» **Tujuan a**
Menurut teks khotbah tentang pernikahan, undang-undang apa yang disebut sebagai dasar tugas pegawai pencatat nikah bagi perkawinan menurut agama Islam?

» **Teks Sumber**

################

Oleh: Samudi Abdullah
Jamaah Jum’at rahimakumullah.
Marilah kita selalu bertakwa kepada Allah, yaitu dengan selalu melaksanakan perintah-perintah-Nya dan menjauhi larangan-larangan-Nya. Hanya dengan ketakwaan itu kita akan diselamatkara oleh. Allah di hari kiamat
Dalam surat Ar-Rum [30]: 21), terkandung tujuan pernikahan, yaitu untuk mewujudkan kehidupan rumah tangga yang sakinah (tenteram) mawaddah (cinta) dan rahmah (kasih sayang). Tujuan rumah tangga yang sakinah, mawaddah dan rahmah itu dapat terwujud apabila pernikahan itu dilakukan dengan memenuhi syarat-syarat dan rukun-rukun yang telah ditentukan oleh agama kita (Islam). Jika syarat-syarat dan rukun-rukunnya terpenuhi, menjadi sah lah pernikahan itu.
Tentang sahnya suatu pernikahan, Undang-undang No. 1 Tahun 1974, tentang Perkawinan, pasal 2, menyatakan:
(1) Perkawinan adalah sah, apabila dilakukan menurut hukum masing-masing agamanya dan kepercayaannya itu.
(2) Tiap-tiap perkawinan dicatat menurut peraturan perundang-udangan yang berlaku.
Lebih lanjut, Peraturan Pemerintah No. 5 Tahun 1975 tentang Pelaksanaan Undang-undang: No. 1 Tahun 1974 itu, menyatakan:
Pencatatan perkawinan dari mereka yang melangsungkan perkawinan menurut agama Islam, dilakukan oleh pegawai pencatat sebagaimana dimaksud dalam Undang-undang No. 32 Tahun 1954 tentang Pencatatan Nikah, Talak, dan Rujuk. (pasal 2 ayat 1).
Jamaah Jum’at yang dimuliakan Allah.

################

Entri yang diambil dari sebuah koleksi
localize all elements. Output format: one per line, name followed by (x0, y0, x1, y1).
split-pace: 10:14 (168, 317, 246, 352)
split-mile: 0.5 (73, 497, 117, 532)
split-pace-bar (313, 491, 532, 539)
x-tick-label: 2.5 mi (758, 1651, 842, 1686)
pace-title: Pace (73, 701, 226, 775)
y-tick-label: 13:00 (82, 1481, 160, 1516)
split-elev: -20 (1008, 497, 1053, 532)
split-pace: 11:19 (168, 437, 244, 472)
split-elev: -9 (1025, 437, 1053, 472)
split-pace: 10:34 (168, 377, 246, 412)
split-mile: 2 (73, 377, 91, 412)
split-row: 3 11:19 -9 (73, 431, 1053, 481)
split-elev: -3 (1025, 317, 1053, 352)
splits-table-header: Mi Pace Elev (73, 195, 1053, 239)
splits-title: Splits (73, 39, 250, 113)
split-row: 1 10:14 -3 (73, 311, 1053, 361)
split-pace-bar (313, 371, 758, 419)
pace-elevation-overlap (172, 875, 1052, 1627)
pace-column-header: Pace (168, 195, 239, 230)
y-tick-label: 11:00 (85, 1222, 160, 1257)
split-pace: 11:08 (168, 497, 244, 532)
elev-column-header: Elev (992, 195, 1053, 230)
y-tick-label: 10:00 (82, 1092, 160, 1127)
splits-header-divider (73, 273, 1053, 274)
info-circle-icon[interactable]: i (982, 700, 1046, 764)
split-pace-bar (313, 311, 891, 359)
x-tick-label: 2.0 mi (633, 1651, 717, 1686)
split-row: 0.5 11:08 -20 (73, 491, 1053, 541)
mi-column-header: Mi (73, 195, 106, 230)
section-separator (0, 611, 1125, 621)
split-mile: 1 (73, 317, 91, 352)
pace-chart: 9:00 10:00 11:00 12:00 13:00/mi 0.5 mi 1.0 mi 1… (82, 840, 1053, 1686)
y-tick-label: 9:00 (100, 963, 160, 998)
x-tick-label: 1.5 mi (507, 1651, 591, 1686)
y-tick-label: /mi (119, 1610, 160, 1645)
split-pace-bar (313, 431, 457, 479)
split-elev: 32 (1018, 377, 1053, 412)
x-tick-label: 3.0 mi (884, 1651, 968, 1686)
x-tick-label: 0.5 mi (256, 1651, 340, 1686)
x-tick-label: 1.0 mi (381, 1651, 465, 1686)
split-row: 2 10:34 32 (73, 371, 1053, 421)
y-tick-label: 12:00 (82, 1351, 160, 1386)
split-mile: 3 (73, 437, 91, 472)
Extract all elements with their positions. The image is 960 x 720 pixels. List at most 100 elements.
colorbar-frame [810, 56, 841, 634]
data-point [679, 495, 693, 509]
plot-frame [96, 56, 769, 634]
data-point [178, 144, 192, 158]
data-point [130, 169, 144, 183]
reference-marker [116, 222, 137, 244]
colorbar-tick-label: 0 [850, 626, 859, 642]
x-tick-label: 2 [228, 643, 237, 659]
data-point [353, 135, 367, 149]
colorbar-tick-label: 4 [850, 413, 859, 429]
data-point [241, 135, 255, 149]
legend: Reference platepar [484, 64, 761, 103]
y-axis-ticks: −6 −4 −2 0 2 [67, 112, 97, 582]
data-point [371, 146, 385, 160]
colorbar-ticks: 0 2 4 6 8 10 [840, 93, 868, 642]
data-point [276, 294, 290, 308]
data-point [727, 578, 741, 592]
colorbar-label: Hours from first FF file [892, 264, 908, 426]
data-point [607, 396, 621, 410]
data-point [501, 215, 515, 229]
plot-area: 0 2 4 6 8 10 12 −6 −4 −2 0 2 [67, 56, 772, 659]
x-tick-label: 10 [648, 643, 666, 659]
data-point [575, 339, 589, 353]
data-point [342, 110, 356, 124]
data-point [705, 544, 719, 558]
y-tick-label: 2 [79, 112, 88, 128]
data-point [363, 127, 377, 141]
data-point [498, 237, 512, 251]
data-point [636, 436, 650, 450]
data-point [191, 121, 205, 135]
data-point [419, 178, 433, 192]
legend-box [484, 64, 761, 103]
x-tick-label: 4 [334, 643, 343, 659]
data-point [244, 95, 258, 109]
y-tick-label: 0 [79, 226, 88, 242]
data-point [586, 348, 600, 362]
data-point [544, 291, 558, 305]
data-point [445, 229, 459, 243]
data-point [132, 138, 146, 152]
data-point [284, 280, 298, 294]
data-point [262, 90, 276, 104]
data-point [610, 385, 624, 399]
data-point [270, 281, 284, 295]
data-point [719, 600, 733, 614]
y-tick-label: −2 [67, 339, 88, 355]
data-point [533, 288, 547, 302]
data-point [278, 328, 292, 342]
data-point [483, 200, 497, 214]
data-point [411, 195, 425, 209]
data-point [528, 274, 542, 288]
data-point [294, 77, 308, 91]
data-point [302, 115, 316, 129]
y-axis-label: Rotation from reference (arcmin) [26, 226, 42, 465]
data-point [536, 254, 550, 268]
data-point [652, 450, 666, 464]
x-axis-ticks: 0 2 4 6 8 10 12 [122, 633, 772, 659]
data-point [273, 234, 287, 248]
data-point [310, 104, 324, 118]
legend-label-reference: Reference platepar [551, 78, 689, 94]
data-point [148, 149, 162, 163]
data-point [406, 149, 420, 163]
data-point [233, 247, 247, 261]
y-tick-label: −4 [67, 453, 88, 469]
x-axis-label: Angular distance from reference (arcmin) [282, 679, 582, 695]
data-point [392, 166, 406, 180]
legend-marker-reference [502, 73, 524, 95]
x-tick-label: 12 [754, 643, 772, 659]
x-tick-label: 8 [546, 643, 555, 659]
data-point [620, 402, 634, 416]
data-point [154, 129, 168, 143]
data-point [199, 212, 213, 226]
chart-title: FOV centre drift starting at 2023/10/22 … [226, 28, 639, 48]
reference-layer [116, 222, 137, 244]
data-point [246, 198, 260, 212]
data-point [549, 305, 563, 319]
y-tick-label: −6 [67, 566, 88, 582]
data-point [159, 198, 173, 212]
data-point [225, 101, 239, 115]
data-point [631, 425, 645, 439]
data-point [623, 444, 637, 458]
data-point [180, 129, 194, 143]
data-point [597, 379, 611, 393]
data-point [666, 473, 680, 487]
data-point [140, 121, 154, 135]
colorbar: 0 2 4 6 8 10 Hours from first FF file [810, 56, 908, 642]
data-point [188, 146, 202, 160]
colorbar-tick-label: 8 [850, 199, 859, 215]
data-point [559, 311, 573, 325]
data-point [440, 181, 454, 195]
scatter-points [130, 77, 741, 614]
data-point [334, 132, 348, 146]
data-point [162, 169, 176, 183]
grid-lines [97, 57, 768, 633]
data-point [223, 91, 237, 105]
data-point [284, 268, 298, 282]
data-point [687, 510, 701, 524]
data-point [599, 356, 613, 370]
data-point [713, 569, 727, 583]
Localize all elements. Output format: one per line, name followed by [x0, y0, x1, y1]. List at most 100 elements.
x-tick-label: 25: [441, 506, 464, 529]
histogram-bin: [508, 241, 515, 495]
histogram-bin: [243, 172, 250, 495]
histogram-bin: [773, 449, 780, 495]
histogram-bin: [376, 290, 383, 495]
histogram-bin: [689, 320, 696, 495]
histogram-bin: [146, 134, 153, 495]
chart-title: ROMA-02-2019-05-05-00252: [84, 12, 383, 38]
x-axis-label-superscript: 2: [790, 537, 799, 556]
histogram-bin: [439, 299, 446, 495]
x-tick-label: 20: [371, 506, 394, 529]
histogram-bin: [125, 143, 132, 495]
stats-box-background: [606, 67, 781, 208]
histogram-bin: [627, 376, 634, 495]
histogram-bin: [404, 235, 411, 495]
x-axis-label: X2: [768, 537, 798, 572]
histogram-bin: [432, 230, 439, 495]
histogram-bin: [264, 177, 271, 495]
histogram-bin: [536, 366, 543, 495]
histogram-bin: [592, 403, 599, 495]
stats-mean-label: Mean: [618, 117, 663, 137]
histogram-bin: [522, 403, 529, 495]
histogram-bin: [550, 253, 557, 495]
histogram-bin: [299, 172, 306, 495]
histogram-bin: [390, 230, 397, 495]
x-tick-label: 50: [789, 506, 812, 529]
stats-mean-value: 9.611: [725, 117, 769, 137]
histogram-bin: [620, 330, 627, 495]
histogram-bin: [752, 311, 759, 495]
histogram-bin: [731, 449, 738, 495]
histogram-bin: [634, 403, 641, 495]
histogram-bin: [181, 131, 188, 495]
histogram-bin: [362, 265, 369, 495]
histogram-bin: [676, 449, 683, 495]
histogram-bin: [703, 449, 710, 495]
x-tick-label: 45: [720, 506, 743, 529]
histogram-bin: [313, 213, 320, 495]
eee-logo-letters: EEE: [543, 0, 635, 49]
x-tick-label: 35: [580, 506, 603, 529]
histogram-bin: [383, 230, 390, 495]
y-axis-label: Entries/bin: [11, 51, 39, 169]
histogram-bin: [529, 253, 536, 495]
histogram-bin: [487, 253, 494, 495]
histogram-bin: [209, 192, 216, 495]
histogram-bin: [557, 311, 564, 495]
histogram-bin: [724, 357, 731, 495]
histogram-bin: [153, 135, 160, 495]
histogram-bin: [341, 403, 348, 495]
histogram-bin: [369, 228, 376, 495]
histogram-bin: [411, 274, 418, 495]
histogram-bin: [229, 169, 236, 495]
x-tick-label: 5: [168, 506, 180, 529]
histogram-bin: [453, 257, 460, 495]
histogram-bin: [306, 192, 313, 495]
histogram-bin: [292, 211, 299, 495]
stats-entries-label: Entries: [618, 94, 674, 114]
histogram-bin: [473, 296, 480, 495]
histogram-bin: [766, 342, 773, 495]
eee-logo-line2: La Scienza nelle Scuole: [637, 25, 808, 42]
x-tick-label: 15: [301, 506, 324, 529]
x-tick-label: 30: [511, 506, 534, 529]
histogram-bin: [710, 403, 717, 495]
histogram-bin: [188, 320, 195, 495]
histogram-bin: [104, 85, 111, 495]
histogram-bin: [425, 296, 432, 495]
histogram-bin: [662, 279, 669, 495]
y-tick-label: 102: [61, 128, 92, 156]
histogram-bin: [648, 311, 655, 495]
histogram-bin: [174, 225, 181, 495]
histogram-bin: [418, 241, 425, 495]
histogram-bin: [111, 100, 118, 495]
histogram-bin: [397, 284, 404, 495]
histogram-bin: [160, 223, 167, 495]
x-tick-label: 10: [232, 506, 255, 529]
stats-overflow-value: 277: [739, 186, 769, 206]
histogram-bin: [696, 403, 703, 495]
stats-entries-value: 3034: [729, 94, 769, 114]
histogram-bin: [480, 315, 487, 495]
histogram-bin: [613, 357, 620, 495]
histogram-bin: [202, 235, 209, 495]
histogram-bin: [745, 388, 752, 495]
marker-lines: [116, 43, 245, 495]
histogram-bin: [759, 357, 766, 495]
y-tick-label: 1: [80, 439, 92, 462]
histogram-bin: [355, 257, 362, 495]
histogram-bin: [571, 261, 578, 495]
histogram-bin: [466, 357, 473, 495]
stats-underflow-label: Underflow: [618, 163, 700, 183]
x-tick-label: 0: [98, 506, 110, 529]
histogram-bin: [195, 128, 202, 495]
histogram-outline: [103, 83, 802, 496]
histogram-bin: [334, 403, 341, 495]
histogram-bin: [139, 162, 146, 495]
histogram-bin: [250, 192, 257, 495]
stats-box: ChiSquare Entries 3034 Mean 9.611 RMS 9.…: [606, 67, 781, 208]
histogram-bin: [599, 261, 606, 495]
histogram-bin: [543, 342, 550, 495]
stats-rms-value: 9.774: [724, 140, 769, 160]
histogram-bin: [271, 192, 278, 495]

################

» **Tujuan b**
Ubah baris-baris catatan menjadi daftar JSON berisi string, satu string untuk setiap baris, dengan mengabaikan baris kosong. Mulailah dari baris pertama catatan dan berhentilah setelah baris yang memuat "y-tick-label: 9:00 (100, 963, 160, 998)".

» **Hasil Latihan a**
Undang-undang No. 32 Tahun 1954 tentang Pencatatan Nikah, Talak, dan Rujuk.

» **Hasil Latihan b**
[
  "localize all elements. Output format: one per line, name followed by (x0, y0, x1, y1).",
  "split-pace: 10:14 (168, 317, 246, 352)",
  "split-mile: 0.5 (73, 497, 117, 532)",
  "split-pace-bar (313, 491, 532, 539)",
  "x-tick-label: 2.5 mi (758, 1651, 842, 1686)",
  "pace-title: Pace (73, 701, 226, 775)",
  "y-tick-label: 13:00 (82, 1481, 160, 1516)",
  "split-elev: -20 (1008, 497, 1053, 532)",
  "split-pace: 11:19 (168, 437, 244, 472)",
  "split-elev: -9 (1025, 437, 1053, 472)",
  "split-pace: 10:34 (168, 377, 246, 412)",
  "split-mile: 2 (73, 377, 91, 412)",
  "split-row: 3 11:19 -9 (73, 431, 1053, 481)",
  "split-elev: -3 (1025, 317, 1053, 352)",
  "splits-table-header: Mi Pace Elev (73, 195, 1053, 239)",
  "splits-title: Splits (73, 39, 250, 113)",
  "split-row: 1 10:14 -3 (73, 311, 1053, 361)",
  "split-pace-bar (313, 371, 758, 419)",
  "pace-elevation-overlap (172, 875, 1052, 1627)",
  "pace-column-header: Pace (168, 195, 239, 230)",
  "y-tick-label: 11:00 (85, 1222, 160, 1257)",
  "split-pace: 11:08 (168, 497, 244, 532)",
  "elev-column-header: Elev (992, 195, 1053, 230)",
  "y-tick-label: 10:00 (82, 1092, 160, 1127)",
  "splits-header-divider (73, 273, 1053, 274)",
  "info-circle-icon[interactable]: i (982, 700, 1046, 764)",
  "split-pace-bar (313, 311, 891, 359)",
  "x-tick-label: 2.0 mi (633, 1651, 717, 1686)",
  "split-row: 0.5 11:08 -20 (73, 491, 1053, 541)",
  "mi-column-header: Mi (73, 195, 106, 230)",
  "section-separator (0, 611, 1125, 621)",
  "split-mile: 1 (73, 317, 91, 352)",
  "pace-chart: 9:00 10:00 11:00 12:00 13:00/mi 0.5 mi 1.0 mi 1… (82, 840, 1053, 1686)",
  "y-tick-label: 9:00 (100, 963, 160, 998)"
]